--- Start EXCERPTED RECORDS ---

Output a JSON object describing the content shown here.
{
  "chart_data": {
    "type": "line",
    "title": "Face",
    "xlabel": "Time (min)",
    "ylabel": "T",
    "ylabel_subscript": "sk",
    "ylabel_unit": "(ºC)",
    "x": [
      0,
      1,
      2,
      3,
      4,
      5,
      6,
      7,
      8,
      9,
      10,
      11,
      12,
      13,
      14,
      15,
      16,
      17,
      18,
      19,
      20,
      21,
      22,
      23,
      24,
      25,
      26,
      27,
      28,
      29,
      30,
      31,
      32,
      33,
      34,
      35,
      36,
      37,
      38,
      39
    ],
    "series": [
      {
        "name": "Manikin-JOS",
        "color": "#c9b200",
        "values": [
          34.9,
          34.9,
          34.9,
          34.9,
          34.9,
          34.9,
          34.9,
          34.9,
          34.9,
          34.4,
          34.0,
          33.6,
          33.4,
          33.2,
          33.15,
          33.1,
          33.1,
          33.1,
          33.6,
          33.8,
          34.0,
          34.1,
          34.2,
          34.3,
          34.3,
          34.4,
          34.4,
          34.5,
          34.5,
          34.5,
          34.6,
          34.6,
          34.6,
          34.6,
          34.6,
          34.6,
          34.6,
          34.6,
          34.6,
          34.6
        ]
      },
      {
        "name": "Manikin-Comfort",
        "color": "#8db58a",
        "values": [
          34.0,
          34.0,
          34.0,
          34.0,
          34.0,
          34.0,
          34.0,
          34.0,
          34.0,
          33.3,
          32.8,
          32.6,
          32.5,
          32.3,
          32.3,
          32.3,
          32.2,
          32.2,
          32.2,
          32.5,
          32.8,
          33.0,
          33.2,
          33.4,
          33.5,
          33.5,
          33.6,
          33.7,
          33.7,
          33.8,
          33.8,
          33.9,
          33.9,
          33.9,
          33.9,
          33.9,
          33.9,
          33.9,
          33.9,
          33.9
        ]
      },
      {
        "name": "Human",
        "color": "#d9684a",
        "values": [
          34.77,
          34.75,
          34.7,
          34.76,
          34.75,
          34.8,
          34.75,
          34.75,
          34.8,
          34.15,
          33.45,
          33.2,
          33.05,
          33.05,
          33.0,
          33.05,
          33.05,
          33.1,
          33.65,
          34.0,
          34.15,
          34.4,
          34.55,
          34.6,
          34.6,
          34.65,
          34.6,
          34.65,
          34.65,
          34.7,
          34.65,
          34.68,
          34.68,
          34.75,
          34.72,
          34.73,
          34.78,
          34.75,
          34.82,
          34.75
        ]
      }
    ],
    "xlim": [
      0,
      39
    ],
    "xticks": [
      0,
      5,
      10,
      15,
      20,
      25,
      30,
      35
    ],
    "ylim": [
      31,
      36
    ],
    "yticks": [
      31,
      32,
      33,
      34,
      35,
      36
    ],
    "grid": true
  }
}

--- End EXCERPTED RECORDS ---

### GOAL OF THE EXERCISE
Reproduce the complete data exactly as presented above.

### RESPONSE TO THE EXERCISE
Output a JSON object describing the content shown here.
{
  "chart_data": {
    "type": "line",
    "title": "Face",
    "xlabel": "Time (min)",
    "ylabel": "T",
    "ylabel_subscript": "sk",
    "ylabel_unit": "(ºC)",
    "x": [
      0,
      1,
      2,
      3,
      4,
      5,
      6,
      7,
      8,
      9,
      10,
      11,
      12,
      13,
      14,
      15,
      16,
      17,
      18,
      19,
      20,
      21,
      22,
      23,
      24,
      25,
      26,
      27,
      28,
      29,
      30,
      31,
      32,
      33,
      34,
      35,
      36,
      37,
      38,
      39
    ],
    "series": [
      {
        "name": "Manikin-JOS",
        "color": "#c9b200",
        "values": [
          34.9,
          34.9,
          34.9,
          34.9,
          34.9,
          34.9,
          34.9,
          34.9,
          34.9,
          34.4,
          34.0,
          33.6,
          33.4,
          33.2,
          33.15,
          33.1,
          33.1,
          33.1,
          33.6,
          33.8,
          34.0,
          34.1,
          34.2,
          34.3,
          34.3,
          34.4,
          34.4,
          34.5,
          34.5,
          34.5,
          34.6,
          34.6,
          34.6,
          34.6,
          34.6,
          34.6,
          34.6,
          34.6,
          34.6,
          34.6
        ]
      },
      {
        "name": "Manikin-Comfort",
        "color": "#8db58a",
        "values": [
          34.0,
          34.0,
          34.0,
          34.0,
          34.0,
          34.0,
          34.0,
          34.0,
          34.0,
          33.3,
          32.8,
          32.6,
          32.5,
          32.3,
          32.3,
          32.3,
          32.2,
          32.2,
          32.2,
          32.5,
          32.8,
          33.0,
          33.2,
          33.4,
          33.5,
          33.5,
          33.6,
          33.7,
          33.7,
          33.8,
          33.8,
          33.9,
          33.9,
          33.9,
          33.9,
          33.9,
          33.9,
          33.9,
          33.9,
          33.9
        ]
      },
      {
        "name": "Human",
        "color": "#d9684a",
        "values": [
          34.77,
          34.75,
          34.7,
          34.76,
          34.75,
          34.8,
          34.75,
          34.75,
          34.8,
          34.15,
          33.45,
          33.2,
          33.05,
          33.05,
          33.0,
          33.05,
          33.05,
          33.1,
          33.65,
          34.0,
          34.15,
          34.4,
          34.55,
          34.6,
          34.6,
          34.65,
          34.6,
          34.65,
          34.65,
          34.7,
          34.65,
          34.68,
          34.68,
          34.75,
          34.72,
          34.73,
          34.78,
          34.75,
          34.82,
          34.75
        ]
      }
    ],
    "xlim": [
      0,
      39
    ],
    "xticks": [
      0,
      5,
      10,
      15,
      20,
      25,
      30,
      35
    ],
    "ylim": [
      31,
      36
    ],
    "yticks": [
      31,
      32,
      33,
      34,
      35,
      36
    ],
    "grid": true
  }
}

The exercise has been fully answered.